> Data rows
___

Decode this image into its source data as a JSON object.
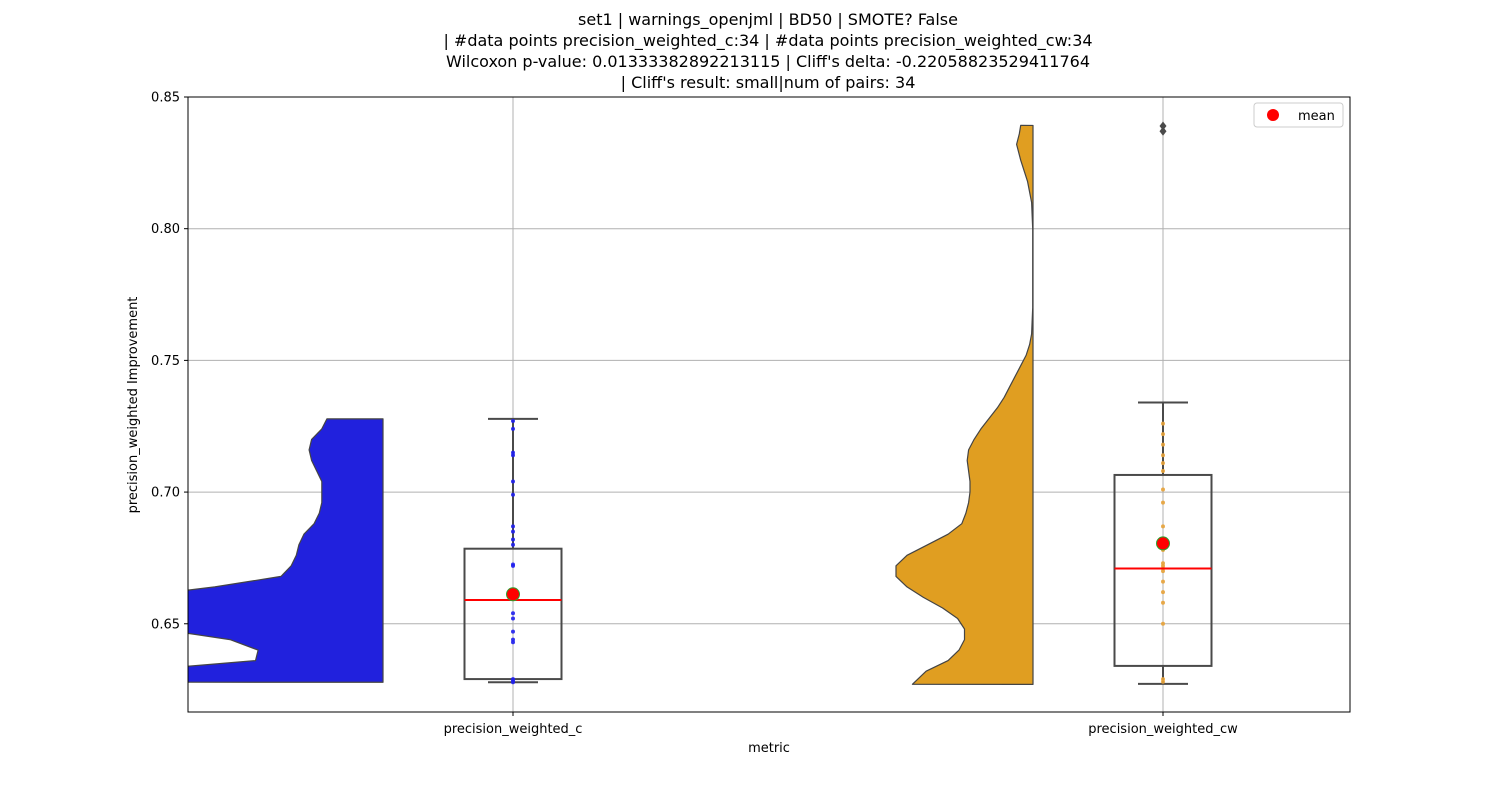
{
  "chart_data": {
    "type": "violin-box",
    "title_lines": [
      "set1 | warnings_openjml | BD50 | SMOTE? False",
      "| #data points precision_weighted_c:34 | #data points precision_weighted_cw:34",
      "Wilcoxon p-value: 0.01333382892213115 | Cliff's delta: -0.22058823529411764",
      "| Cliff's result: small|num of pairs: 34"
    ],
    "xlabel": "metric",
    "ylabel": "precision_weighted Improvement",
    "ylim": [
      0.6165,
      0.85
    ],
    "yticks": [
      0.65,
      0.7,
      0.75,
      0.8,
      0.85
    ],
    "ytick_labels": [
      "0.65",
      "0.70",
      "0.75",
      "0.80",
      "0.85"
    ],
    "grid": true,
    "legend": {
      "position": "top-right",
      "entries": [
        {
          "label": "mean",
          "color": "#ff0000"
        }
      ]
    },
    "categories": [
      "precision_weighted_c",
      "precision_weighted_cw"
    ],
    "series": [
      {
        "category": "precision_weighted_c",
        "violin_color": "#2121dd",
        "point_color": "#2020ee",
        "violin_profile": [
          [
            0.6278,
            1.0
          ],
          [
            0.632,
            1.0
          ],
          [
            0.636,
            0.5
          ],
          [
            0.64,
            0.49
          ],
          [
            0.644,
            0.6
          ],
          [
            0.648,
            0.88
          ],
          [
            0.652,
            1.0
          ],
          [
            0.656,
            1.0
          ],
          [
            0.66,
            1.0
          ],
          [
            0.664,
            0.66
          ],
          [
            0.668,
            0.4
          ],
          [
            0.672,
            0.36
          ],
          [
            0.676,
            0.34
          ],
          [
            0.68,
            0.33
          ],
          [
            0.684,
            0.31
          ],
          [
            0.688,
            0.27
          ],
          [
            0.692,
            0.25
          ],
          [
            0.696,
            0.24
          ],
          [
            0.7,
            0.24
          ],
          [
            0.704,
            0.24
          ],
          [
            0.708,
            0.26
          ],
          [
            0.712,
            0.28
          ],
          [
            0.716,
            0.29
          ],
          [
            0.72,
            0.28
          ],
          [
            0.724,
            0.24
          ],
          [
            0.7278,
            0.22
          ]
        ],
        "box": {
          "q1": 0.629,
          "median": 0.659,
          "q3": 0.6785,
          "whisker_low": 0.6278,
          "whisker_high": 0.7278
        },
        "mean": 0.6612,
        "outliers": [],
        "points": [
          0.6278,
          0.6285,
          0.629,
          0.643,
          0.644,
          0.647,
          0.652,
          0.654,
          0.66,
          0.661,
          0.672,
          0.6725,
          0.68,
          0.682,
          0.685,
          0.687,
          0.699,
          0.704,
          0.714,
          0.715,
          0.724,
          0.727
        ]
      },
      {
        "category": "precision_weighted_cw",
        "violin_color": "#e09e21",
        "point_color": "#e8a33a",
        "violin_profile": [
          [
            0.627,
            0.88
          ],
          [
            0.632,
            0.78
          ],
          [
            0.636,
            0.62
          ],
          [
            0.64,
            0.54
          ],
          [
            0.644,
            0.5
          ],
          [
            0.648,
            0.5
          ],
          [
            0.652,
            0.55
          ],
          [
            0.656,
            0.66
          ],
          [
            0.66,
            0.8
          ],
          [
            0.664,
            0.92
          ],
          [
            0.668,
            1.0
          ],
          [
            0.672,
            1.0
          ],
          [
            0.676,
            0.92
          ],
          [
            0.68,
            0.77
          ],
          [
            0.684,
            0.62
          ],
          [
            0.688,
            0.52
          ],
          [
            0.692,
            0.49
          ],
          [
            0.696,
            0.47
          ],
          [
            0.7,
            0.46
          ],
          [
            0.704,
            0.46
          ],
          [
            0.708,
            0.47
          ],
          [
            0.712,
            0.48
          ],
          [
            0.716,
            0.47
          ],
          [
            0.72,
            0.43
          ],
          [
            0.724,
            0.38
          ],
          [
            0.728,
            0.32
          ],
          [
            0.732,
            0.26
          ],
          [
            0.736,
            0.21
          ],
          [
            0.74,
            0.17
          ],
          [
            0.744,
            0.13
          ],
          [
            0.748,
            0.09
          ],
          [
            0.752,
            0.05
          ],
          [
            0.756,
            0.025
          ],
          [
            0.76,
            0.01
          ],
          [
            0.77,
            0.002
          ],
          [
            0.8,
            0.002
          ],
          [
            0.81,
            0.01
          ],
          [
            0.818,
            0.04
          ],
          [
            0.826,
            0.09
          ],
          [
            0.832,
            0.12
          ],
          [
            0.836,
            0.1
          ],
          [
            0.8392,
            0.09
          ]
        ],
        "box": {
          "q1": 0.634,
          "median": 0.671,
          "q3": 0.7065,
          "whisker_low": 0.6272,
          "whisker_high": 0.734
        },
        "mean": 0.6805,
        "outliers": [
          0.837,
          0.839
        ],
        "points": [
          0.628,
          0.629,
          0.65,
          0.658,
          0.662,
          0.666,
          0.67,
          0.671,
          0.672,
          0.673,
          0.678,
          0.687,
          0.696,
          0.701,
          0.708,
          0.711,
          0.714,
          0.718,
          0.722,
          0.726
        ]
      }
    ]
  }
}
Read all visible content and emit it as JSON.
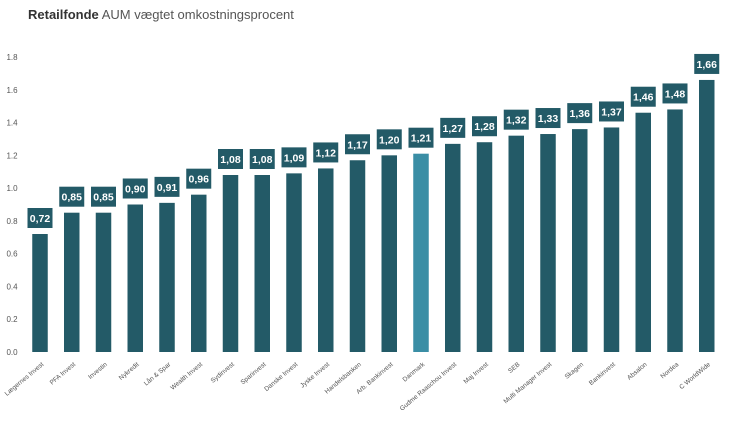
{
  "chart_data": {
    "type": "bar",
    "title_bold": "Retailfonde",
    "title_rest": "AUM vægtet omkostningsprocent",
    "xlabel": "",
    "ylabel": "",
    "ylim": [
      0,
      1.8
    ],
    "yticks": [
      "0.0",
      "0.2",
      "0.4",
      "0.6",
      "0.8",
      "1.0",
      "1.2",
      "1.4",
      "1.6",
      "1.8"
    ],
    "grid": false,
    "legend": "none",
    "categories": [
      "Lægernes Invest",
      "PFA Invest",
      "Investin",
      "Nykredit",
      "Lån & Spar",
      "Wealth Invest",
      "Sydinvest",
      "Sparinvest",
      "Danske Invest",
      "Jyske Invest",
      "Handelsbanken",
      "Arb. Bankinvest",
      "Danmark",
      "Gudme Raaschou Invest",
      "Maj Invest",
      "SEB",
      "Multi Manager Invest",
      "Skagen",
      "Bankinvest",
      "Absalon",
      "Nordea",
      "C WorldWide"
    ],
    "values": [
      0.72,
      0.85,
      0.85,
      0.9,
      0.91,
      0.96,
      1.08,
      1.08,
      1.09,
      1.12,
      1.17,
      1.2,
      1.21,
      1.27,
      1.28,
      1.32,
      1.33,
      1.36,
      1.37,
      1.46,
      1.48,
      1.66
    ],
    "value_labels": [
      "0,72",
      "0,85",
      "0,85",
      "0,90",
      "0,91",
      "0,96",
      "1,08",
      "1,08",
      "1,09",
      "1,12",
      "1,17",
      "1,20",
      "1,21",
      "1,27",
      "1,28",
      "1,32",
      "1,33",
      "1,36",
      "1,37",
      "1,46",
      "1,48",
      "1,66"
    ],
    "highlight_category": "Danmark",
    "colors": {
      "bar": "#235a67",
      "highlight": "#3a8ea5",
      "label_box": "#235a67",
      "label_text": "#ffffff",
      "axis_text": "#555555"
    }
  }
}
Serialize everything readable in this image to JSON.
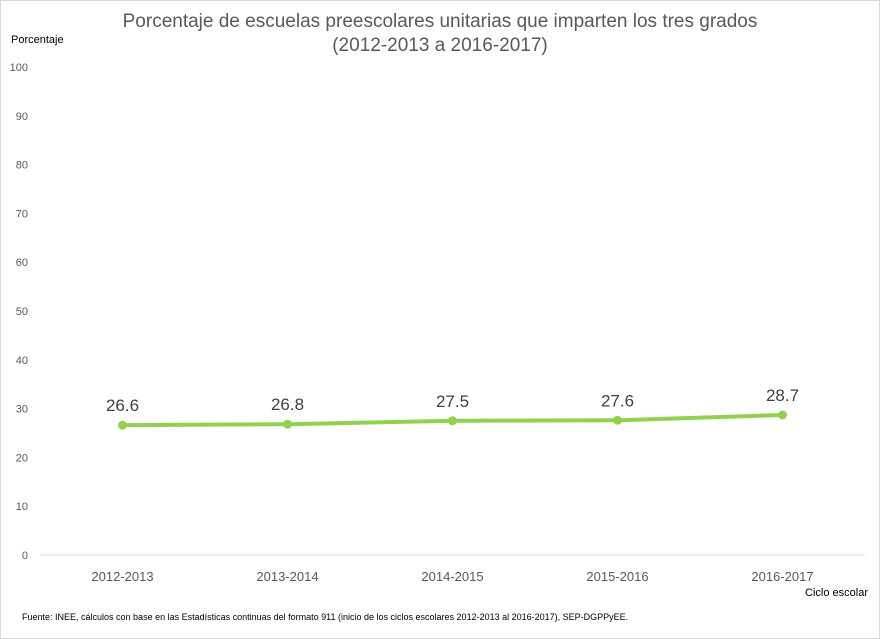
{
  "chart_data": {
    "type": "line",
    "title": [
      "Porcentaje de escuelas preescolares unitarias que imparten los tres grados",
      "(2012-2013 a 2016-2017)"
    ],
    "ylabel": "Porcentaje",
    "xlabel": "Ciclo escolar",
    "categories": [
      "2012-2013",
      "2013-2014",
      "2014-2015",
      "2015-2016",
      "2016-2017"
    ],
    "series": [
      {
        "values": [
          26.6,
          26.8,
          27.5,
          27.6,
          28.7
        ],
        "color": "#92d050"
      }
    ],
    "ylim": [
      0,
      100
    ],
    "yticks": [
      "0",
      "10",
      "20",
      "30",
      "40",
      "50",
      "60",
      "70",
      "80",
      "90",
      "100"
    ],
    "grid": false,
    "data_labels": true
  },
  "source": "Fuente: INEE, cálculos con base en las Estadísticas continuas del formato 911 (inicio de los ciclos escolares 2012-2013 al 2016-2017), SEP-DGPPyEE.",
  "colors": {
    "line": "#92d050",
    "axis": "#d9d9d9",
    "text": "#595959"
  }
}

___

> What you are asked to do
Copy each line of the listing in which the word "Porcentaje" can be found.

> Solved exercise
      "Porcentaje de escuelas preescolares unitarias que imparten los tres grados",
    "ylabel": "Porcentaje",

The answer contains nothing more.